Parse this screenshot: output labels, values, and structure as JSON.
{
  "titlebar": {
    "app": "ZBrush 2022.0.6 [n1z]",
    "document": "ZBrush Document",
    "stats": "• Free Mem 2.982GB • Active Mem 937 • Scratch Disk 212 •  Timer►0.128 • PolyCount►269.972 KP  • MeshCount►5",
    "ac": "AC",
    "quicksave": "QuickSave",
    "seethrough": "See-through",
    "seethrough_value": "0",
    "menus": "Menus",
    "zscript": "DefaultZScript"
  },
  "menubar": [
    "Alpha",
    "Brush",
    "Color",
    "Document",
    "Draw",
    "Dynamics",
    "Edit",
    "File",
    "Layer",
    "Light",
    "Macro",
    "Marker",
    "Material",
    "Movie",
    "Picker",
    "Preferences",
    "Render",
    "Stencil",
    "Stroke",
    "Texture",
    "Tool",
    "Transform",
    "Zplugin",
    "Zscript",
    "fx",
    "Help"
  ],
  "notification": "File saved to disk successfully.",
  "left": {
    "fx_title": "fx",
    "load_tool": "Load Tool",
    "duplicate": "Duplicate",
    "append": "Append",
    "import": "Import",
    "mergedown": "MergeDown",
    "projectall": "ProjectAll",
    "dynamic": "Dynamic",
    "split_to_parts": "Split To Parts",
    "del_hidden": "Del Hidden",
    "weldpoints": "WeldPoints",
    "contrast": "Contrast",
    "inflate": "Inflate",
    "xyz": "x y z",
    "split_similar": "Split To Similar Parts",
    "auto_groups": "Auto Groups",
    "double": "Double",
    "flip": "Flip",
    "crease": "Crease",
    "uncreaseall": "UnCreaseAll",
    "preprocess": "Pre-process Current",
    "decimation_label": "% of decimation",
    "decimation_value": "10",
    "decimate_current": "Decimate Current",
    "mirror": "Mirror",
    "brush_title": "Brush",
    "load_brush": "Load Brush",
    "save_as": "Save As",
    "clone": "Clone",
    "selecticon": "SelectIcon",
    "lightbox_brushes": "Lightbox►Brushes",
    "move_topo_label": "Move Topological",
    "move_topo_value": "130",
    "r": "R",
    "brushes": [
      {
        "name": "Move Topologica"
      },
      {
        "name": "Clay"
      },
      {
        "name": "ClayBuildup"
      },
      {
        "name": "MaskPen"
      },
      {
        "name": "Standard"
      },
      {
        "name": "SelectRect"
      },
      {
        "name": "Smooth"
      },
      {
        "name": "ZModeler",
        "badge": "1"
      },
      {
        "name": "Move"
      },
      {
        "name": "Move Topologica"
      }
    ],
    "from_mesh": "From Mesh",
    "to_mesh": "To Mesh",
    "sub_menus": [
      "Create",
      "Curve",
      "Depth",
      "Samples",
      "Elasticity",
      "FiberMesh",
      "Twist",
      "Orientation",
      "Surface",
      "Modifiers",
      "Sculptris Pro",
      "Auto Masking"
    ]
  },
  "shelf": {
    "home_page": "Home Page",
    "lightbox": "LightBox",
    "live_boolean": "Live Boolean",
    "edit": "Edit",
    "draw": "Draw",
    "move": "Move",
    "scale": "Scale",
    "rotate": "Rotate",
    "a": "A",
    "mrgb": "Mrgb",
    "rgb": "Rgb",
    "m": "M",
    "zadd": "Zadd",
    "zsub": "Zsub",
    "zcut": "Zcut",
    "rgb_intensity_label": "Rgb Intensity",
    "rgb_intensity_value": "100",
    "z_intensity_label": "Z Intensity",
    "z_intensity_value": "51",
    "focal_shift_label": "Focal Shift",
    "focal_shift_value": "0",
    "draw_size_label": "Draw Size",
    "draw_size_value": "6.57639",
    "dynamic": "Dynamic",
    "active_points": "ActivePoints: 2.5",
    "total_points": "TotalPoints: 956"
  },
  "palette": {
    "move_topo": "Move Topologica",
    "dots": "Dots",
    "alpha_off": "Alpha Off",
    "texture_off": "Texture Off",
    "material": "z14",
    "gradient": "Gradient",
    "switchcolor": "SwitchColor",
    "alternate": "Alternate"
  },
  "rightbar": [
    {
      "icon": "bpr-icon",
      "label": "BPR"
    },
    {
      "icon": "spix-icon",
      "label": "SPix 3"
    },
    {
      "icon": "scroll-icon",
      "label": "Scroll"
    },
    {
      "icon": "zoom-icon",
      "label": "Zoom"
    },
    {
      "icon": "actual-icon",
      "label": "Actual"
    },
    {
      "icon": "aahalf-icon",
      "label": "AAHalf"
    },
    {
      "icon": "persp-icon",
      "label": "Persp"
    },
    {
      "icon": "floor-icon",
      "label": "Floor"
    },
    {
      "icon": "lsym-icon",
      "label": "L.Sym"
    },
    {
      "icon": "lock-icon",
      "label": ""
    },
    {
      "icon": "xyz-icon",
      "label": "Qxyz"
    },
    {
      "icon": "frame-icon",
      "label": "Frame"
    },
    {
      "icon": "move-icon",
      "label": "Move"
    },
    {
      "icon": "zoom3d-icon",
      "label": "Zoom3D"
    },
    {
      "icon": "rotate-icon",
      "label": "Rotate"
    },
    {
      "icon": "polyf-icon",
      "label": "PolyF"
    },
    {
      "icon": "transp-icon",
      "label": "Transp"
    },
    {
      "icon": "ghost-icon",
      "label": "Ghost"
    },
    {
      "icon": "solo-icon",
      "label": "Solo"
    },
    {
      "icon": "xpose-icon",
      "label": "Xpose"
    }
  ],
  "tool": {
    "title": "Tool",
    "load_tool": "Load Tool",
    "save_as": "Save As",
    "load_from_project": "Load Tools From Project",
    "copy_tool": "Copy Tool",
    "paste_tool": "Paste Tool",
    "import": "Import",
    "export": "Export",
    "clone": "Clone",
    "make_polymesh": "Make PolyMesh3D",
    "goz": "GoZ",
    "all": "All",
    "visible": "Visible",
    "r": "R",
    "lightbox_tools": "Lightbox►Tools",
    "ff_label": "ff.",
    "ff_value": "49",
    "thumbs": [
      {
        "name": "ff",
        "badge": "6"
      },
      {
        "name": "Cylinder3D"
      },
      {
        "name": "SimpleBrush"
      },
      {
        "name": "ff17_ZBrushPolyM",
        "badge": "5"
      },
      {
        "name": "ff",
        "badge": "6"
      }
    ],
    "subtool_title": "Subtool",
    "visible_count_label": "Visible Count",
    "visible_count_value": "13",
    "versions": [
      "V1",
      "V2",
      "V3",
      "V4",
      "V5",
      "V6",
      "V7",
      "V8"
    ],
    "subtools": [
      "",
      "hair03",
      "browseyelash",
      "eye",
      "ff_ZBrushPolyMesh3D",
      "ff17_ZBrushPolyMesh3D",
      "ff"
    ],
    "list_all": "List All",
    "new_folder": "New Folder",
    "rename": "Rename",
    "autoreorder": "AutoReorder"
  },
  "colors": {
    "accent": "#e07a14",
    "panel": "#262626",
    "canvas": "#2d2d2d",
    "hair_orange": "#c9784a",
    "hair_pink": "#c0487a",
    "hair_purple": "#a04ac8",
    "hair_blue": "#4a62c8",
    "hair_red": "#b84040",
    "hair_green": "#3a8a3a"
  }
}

════════

* [Stated exercise]:
Retype every entry word for word.

* [Written response]:
Parse this screenshot: output labels, values, and structure as JSON.
{
  "titlebar": {
    "app": "ZBrush 2022.0.6 [n1z]",
    "document": "ZBrush Document",
    "stats": "• Free Mem 2.982GB • Active Mem 937 • Scratch Disk 212 •  Timer►0.128 • PolyCount►269.972 KP  • MeshCount►5",
    "ac": "AC",
    "quicksave": "QuickSave",
    "seethrough": "See-through",
    "seethrough_value": "0",
    "menus": "Menus",
    "zscript": "DefaultZScript"
  },
  "menubar": [
    "Alpha",
    "Brush",
    "Color",
    "Document",
    "Draw",
    "Dynamics",
    "Edit",
    "File",
    "Layer",
    "Light",
    "Macro",
    "Marker",
    "Material",
    "Movie",
    "Picker",
    "Preferences",
    "Render",
    "Stencil",
    "Stroke",
    "Texture",
    "Tool",
    "Transform",
    "Zplugin",
    "Zscript",
    "fx",
    "Help"
  ],
  "notification": "File saved to disk successfully.",
  "left": {
    "fx_title": "fx",
    "load_tool": "Load Tool",
    "duplicate": "Duplicate",
    "append": "Append",
    "import": "Import",
    "mergedown": "MergeDown",
    "projectall": "ProjectAll",
    "dynamic": "Dynamic",
    "split_to_parts": "Split To Parts",
    "del_hidden": "Del Hidden",
    "weldpoints": "WeldPoints",
    "contrast": "Contrast",
    "inflate": "Inflate",
    "xyz": "x y z",
    "split_similar": "Split To Similar Parts",
    "auto_groups": "Auto Groups",
    "double": "Double",
    "flip": "Flip",
    "crease": "Crease",
    "uncreaseall": "UnCreaseAll",
    "preprocess": "Pre-process Current",
    "decimation_label": "% of decimation",
    "decimation_value": "10",
    "decimate_current": "Decimate Current",
    "mirror": "Mirror",
    "brush_title": "Brush",
    "load_brush": "Load Brush",
    "save_as": "Save As",
    "clone": "Clone",
    "selecticon": "SelectIcon",
    "lightbox_brushes": "Lightbox►Brushes",
    "move_topo_label": "Move Topological",
    "move_topo_value": "130",
    "r": "R",
    "brushes": [
      {
        "name": "Move Topologica"
      },
      {
        "name": "Clay"
      },
      {
        "name": "ClayBuildup"
      },
      {
        "name": "MaskPen"
      },
      {
        "name": "Standard"
      },
      {
        "name": "SelectRect"
      },
      {
        "name": "Smooth"
      },
      {
        "name": "ZModeler",
        "badge": "1"
      },
      {
        "name": "Move"
      },
      {
        "name": "Move Topologica"
      }
    ],
    "from_mesh": "From Mesh",
    "to_mesh": "To Mesh",
    "sub_menus": [
      "Create",
      "Curve",
      "Depth",
      "Samples",
      "Elasticity",
      "FiberMesh",
      "Twist",
      "Orientation",
      "Surface",
      "Modifiers",
      "Sculptris Pro",
      "Auto Masking"
    ]
  },
  "shelf": {
    "home_page": "Home Page",
    "lightbox": "LightBox",
    "live_boolean": "Live Boolean",
    "edit": "Edit",
    "draw": "Draw",
    "move": "Move",
    "scale": "Scale",
    "rotate": "Rotate",
    "a": "A",
    "mrgb": "Mrgb",
    "rgb": "Rgb",
    "m": "M",
    "zadd": "Zadd",
    "zsub": "Zsub",
    "zcut": "Zcut",
    "rgb_intensity_label": "Rgb Intensity",
    "rgb_intensity_value": "100",
    "z_intensity_label": "Z Intensity",
    "z_intensity_value": "51",
    "focal_shift_label": "Focal Shift",
    "focal_shift_value": "0",
    "draw_size_label": "Draw Size",
    "draw_size_value": "6.57639",
    "dynamic": "Dynamic",
    "active_points": "ActivePoints: 2.5",
    "total_points": "TotalPoints: 956"
  },
  "palette": {
    "move_topo": "Move Topologica",
    "dots": "Dots",
    "alpha_off": "Alpha Off",
    "texture_off": "Texture Off",
    "material": "z14",
    "gradient": "Gradient",
    "switchcolor": "SwitchColor",
    "alternate": "Alternate"
  },
  "rightbar": [
    {
      "icon": "bpr-icon",
      "label": "BPR"
    },
    {
      "icon": "spix-icon",
      "label": "SPix 3"
    },
    {
      "icon": "scroll-icon",
      "label": "Scroll"
    },
    {
      "icon": "zoom-icon",
      "label": "Zoom"
    },
    {
      "icon": "actual-icon",
      "label": "Actual"
    },
    {
      "icon": "aahalf-icon",
      "label": "AAHalf"
    },
    {
      "icon": "persp-icon",
      "label": "Persp"
    },
    {
      "icon": "floor-icon",
      "label": "Floor"
    },
    {
      "icon": "lsym-icon",
      "label": "L.Sym"
    },
    {
      "icon": "lock-icon",
      "label": ""
    },
    {
      "icon": "xyz-icon",
      "label": "Qxyz"
    },
    {
      "icon": "frame-icon",
      "label": "Frame"
    },
    {
      "icon": "move-icon",
      "label": "Move"
    },
    {
      "icon": "zoom3d-icon",
      "label": "Zoom3D"
    },
    {
      "icon": "rotate-icon",
      "label": "Rotate"
    },
    {
      "icon": "polyf-icon",
      "label": "PolyF"
    },
    {
      "icon": "transp-icon",
      "label": "Transp"
    },
    {
      "icon": "ghost-icon",
      "label": "Ghost"
    },
    {
      "icon": "solo-icon",
      "label": "Solo"
    },
    {
      "icon": "xpose-icon",
      "label": "Xpose"
    }
  ],
  "tool": {
    "title": "Tool",
    "load_tool": "Load Tool",
    "save_as": "Save As",
    "load_from_project": "Load Tools From Project",
    "copy_tool": "Copy Tool",
    "paste_tool": "Paste Tool",
    "import": "Import",
    "export": "Export",
    "clone": "Clone",
    "make_polymesh": "Make PolyMesh3D",
    "goz": "GoZ",
    "all": "All",
    "visible": "Visible",
    "r": "R",
    "lightbox_tools": "Lightbox►Tools",
    "ff_label": "ff.",
    "ff_value": "49",
    "thumbs": [
      {
        "name": "ff",
        "badge": "6"
      },
      {
        "name": "Cylinder3D"
      },
      {
        "name": "SimpleBrush"
      },
      {
        "name": "ff17_ZBrushPolyM",
        "badge": "5"
      },
      {
        "name": "ff",
        "badge": "6"
      }
    ],
    "subtool_title": "Subtool",
    "visible_count_label": "Visible Count",
    "visible_count_value": "13",
    "versions": [
      "V1",
      "V2",
      "V3",
      "V4",
      "V5",
      "V6",
      "V7",
      "V8"
    ],
    "subtools": [
      "",
      "hair03",
      "browseyelash",
      "eye",
      "ff_ZBrushPolyMesh3D",
      "ff17_ZBrushPolyMesh3D",
      "ff"
    ],
    "list_all": "List All",
    "new_folder": "New Folder",
    "rename": "Rename",
    "autoreorder": "AutoReorder"
  },
  "colors": {
    "accent": "#e07a14",
    "panel": "#262626",
    "canvas": "#2d2d2d",
    "hair_orange": "#c9784a",
    "hair_pink": "#c0487a",
    "hair_purple": "#a04ac8",
    "hair_blue": "#4a62c8",
    "hair_red": "#b84040",
    "hair_green": "#3a8a3a"
  }
}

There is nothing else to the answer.